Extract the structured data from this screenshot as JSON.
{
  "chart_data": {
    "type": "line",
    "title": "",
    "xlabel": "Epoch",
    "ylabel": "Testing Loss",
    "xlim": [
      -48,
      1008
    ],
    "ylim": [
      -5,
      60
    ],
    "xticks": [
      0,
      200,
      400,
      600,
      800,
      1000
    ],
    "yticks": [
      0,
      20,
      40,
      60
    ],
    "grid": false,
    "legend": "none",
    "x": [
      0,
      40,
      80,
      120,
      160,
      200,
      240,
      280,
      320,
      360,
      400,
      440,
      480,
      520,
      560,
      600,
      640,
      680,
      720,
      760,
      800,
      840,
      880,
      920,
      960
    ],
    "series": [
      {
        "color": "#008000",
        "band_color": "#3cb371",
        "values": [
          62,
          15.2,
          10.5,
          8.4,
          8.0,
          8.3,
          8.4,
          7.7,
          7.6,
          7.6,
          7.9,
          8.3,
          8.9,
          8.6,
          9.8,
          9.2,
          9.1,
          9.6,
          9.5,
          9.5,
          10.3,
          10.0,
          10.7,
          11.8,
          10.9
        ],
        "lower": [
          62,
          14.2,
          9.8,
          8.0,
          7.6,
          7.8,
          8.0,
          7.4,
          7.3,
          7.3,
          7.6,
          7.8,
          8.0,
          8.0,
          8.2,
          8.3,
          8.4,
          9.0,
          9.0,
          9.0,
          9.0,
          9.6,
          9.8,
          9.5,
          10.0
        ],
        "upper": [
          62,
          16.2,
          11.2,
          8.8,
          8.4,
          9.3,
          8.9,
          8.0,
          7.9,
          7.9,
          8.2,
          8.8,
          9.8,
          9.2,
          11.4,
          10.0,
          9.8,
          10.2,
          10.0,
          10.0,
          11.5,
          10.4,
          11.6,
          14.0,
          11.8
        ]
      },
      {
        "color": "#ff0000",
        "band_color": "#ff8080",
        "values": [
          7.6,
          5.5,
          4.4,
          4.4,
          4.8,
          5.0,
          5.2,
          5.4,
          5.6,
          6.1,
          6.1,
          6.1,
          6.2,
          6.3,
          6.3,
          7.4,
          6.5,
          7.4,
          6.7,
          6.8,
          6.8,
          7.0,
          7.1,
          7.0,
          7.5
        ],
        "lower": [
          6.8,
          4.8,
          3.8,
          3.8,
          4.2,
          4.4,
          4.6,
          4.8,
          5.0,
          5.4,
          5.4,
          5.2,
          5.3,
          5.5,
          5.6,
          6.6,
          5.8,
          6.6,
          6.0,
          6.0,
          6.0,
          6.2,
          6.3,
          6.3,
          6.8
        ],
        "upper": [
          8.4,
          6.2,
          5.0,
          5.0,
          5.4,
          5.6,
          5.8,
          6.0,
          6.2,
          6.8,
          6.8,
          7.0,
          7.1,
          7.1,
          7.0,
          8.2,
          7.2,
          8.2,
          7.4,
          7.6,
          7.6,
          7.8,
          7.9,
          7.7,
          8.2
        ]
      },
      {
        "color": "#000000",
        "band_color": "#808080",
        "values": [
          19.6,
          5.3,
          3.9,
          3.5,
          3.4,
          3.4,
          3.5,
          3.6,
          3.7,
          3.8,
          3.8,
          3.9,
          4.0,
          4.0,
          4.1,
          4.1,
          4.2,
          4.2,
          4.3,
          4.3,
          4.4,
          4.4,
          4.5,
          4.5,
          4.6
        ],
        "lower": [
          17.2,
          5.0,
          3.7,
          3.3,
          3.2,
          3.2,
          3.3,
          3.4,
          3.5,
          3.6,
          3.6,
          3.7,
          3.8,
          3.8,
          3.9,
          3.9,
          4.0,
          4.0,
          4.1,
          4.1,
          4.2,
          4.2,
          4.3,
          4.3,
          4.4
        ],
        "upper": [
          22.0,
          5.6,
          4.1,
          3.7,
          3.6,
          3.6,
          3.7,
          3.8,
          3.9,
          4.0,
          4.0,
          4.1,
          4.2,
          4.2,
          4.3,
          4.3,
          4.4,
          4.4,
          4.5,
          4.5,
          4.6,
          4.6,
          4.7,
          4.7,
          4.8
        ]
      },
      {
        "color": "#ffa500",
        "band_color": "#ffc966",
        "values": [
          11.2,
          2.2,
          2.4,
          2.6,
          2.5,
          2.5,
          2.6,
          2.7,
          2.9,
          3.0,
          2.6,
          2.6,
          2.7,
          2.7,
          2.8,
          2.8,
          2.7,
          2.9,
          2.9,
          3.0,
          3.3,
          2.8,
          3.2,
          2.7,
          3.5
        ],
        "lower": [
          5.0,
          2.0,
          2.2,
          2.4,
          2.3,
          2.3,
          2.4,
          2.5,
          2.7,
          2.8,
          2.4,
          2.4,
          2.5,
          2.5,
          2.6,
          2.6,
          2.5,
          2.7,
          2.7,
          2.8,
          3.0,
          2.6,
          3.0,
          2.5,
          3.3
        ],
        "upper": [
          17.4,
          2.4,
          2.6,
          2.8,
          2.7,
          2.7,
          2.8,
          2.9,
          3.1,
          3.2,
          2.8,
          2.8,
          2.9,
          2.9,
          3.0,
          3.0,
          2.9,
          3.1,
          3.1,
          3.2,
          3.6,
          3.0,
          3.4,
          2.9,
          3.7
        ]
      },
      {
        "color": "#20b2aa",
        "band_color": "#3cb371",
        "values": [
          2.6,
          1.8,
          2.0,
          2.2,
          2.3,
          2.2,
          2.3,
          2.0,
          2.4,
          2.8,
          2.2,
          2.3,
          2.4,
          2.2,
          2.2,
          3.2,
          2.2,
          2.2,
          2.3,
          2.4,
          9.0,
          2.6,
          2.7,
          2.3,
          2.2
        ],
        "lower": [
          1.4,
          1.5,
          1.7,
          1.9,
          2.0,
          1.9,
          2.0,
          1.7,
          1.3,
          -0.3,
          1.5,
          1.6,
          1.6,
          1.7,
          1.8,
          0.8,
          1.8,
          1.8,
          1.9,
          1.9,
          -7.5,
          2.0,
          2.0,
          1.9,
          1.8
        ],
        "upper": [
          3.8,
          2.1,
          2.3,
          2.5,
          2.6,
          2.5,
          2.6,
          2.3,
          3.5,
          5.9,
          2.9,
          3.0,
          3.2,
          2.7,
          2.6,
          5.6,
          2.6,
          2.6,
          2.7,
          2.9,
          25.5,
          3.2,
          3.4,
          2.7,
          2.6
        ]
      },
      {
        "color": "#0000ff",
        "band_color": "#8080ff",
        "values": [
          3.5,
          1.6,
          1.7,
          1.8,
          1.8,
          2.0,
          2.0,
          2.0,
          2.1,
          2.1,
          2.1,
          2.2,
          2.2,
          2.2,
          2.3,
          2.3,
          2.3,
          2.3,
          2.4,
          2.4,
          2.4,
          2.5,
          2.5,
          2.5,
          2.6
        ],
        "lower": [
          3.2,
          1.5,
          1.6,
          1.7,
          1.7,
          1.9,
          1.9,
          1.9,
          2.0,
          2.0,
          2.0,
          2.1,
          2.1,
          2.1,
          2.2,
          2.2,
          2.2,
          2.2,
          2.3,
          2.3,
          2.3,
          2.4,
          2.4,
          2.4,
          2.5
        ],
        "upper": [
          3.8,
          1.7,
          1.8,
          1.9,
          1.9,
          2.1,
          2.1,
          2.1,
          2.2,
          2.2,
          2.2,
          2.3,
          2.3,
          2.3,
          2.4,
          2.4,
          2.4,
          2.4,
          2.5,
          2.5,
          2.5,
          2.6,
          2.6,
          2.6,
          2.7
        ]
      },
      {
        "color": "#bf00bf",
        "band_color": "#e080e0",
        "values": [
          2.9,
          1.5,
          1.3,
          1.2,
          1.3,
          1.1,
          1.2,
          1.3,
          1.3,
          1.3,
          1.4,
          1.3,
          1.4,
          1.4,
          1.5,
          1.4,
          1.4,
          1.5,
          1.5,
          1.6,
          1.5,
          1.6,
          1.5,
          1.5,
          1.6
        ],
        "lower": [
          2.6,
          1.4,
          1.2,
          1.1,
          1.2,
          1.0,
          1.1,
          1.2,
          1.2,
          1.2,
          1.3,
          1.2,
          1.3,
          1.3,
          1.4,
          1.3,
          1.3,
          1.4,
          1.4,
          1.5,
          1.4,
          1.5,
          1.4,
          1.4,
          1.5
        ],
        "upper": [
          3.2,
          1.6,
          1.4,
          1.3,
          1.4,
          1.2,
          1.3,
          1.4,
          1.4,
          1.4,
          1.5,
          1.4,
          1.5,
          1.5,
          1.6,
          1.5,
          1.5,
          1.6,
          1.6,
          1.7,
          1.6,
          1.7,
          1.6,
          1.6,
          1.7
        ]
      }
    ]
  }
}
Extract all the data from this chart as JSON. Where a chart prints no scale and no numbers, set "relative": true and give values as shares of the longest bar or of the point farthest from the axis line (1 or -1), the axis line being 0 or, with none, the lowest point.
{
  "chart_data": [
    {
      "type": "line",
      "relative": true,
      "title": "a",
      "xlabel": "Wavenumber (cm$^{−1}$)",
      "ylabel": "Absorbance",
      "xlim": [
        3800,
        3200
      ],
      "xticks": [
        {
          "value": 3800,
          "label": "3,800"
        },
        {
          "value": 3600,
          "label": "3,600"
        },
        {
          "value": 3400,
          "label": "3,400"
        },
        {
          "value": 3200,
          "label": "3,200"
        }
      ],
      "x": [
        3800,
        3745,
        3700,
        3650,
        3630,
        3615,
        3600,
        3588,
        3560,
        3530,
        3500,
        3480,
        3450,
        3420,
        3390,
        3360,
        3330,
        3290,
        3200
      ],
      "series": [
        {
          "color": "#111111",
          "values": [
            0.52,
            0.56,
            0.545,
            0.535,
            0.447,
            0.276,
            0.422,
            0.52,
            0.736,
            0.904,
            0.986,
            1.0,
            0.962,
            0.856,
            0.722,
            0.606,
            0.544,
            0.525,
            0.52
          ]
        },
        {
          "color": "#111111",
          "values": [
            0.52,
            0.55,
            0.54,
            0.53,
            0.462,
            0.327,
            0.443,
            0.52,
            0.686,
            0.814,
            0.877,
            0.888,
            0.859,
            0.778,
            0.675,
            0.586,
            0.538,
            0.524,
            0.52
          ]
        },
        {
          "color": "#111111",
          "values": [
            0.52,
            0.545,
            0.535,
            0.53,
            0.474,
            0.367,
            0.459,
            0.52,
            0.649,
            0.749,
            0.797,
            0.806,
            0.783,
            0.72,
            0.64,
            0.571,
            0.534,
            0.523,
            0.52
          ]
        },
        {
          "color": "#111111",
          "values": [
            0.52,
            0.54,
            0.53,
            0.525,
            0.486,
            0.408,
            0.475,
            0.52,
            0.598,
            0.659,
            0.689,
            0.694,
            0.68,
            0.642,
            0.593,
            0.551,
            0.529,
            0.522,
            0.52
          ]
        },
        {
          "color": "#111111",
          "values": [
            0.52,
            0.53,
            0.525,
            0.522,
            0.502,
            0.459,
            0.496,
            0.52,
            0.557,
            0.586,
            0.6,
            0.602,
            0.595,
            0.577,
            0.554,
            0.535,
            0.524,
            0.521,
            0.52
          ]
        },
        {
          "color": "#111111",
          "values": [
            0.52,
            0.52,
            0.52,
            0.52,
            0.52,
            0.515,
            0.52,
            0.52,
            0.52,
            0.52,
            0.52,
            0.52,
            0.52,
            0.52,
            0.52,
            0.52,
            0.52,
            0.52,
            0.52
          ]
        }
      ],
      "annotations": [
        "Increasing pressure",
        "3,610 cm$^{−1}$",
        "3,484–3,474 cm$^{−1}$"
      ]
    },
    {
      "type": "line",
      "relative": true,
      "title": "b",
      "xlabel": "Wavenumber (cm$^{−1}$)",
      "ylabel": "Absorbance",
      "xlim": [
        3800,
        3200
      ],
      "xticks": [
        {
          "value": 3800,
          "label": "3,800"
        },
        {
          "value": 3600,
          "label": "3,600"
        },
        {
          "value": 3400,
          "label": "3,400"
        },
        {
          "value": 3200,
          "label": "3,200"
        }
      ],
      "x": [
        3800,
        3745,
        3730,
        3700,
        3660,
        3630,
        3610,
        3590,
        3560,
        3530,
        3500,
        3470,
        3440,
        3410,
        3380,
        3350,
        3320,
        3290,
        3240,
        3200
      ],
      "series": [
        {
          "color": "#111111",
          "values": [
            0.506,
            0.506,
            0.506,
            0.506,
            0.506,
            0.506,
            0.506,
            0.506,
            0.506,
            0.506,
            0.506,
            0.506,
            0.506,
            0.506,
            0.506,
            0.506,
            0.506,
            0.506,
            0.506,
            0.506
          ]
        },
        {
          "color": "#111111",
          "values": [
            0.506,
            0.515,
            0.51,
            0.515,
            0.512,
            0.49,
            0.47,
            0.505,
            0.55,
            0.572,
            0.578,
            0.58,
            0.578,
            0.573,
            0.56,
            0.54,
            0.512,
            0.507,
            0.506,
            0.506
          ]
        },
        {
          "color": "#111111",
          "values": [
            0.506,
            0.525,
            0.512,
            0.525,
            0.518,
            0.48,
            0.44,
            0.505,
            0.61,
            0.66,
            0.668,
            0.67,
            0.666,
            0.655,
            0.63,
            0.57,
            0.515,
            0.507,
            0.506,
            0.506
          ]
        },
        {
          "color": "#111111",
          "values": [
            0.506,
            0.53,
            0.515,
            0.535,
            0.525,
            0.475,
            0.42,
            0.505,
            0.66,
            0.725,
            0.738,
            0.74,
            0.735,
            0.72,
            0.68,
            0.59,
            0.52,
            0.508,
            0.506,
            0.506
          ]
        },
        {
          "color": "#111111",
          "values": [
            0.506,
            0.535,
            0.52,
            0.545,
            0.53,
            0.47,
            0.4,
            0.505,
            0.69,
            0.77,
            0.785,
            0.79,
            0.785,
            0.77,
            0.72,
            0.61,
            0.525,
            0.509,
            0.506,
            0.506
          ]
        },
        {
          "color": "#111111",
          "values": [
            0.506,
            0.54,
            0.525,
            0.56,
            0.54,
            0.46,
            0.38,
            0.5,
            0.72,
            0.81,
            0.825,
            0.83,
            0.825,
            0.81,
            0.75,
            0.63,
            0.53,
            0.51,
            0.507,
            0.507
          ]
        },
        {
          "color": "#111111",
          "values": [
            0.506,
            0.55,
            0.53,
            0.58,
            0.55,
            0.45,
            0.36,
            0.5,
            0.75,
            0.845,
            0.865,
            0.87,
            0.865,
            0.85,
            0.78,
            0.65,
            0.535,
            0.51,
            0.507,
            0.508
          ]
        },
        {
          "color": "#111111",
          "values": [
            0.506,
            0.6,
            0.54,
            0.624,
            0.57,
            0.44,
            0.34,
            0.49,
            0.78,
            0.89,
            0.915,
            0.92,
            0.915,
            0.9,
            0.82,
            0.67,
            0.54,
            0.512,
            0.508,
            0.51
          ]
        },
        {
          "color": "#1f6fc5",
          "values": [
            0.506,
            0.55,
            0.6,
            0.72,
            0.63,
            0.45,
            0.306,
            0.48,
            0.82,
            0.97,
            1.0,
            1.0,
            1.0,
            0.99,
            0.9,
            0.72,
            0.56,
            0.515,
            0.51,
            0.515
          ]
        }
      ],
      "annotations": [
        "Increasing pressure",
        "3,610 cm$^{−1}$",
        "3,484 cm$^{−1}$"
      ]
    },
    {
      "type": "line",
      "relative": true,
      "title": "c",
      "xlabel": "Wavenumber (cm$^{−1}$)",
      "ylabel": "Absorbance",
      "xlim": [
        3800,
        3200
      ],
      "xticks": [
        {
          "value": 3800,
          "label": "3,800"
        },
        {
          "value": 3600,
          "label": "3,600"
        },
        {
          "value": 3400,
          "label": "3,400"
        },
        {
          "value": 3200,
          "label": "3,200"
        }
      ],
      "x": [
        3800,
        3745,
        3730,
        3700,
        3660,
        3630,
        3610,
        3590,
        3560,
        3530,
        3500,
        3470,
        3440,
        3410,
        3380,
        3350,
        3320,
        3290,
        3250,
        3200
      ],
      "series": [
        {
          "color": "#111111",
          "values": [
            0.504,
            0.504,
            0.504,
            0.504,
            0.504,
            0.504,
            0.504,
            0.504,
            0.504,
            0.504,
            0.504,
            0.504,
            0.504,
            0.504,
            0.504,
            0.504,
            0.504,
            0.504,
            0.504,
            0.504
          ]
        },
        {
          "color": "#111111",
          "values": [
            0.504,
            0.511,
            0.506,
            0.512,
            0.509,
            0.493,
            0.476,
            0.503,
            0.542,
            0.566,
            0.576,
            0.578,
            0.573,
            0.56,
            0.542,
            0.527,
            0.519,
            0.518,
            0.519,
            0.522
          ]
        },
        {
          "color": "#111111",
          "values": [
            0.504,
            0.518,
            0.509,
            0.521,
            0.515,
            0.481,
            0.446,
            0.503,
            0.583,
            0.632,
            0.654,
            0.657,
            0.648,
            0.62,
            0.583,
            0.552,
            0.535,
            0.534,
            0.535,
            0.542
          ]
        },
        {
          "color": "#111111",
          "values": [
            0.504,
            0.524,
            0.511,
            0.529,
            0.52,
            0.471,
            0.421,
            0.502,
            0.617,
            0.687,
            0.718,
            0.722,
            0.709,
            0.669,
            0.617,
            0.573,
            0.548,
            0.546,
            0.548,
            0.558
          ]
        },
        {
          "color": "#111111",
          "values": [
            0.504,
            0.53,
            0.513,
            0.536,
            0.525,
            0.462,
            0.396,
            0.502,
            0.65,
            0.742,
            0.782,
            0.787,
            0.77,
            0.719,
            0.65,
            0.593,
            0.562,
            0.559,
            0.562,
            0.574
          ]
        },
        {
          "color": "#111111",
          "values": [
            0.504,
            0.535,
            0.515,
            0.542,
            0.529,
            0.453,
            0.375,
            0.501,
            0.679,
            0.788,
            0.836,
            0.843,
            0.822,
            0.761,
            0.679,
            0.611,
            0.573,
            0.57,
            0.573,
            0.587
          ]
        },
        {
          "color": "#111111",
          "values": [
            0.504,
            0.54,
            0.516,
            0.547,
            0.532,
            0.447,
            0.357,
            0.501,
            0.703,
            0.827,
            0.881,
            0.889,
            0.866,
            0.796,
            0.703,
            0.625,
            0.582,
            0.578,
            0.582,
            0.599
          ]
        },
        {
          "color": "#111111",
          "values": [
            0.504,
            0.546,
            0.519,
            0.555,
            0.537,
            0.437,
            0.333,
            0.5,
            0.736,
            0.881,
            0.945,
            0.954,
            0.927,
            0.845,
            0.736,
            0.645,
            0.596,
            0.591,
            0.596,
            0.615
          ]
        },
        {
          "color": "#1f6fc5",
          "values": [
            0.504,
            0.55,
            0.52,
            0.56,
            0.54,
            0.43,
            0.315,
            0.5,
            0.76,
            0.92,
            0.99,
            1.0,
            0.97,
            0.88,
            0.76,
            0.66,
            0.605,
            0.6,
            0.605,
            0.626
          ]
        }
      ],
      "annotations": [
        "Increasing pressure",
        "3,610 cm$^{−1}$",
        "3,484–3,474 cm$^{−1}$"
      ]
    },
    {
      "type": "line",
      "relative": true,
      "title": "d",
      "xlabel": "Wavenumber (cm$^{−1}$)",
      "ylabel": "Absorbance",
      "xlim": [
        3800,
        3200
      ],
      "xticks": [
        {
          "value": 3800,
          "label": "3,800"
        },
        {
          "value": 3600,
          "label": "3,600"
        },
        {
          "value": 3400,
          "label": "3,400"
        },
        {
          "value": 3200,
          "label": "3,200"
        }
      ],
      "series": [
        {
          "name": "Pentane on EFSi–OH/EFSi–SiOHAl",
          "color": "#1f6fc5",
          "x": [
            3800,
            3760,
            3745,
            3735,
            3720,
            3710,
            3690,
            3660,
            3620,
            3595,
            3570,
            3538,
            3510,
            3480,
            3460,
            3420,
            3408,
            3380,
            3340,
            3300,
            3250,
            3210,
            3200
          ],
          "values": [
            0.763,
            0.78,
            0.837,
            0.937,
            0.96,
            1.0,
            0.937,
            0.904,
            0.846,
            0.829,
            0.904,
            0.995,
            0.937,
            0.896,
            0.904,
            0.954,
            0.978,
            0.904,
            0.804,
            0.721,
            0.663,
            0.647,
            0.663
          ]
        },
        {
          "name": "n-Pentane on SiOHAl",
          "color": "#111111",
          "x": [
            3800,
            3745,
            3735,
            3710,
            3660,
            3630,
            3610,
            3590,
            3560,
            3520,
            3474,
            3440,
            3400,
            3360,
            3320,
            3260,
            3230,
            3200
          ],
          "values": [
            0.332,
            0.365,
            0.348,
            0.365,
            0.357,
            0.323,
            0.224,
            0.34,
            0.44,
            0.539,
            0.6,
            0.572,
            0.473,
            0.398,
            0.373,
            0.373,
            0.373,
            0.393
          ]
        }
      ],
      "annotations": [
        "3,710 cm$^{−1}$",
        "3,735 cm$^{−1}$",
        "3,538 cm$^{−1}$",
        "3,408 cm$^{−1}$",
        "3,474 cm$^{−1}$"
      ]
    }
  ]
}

◆ ◆ ◆

Given request: From the listing above, collect every line that mentions the word "Extract".

Written solution:
Extract the structured data from this screenshot as JSON.
Extract all the data from this chart as JSON. Where a chart prints no scale and no numbers, set "relative": true and give values as shares of the longest bar or of the point farthest from the axis line (1 or -1), the axis line being 0 or, with none, the lowest point.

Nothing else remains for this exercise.